## Short exercise
Wherever the string "Найдите" appears, copy the whole line.

## Available data
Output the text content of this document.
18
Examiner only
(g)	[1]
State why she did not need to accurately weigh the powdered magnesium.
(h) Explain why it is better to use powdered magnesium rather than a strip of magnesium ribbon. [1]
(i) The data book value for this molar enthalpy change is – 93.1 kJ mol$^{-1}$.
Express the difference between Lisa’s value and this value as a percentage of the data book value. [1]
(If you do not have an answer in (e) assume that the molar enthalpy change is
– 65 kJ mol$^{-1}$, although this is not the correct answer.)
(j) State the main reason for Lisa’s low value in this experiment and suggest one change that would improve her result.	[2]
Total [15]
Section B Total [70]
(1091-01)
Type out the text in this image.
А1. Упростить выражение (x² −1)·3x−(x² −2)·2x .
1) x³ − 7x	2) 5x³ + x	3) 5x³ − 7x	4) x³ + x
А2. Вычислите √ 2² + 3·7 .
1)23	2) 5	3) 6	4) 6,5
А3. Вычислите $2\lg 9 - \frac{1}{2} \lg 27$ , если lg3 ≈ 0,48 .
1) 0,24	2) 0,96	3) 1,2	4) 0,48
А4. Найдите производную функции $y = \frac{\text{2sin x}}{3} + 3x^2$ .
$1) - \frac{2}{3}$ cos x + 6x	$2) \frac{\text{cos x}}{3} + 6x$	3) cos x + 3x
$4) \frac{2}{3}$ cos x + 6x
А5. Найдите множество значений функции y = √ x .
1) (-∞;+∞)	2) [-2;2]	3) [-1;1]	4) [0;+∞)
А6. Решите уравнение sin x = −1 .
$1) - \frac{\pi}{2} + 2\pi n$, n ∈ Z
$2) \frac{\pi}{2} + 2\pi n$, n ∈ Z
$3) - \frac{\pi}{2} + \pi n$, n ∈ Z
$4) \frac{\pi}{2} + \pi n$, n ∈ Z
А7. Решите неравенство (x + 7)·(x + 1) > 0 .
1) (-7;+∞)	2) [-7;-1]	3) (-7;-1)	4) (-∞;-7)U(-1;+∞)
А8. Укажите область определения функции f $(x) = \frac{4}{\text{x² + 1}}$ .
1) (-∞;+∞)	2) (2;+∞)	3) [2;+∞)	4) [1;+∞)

## The output
А4. Найдите производную функции $y = \frac{\text{2sin x}}{3} + 3x^2$ .
А5. Найдите множество значений функции y = √ x .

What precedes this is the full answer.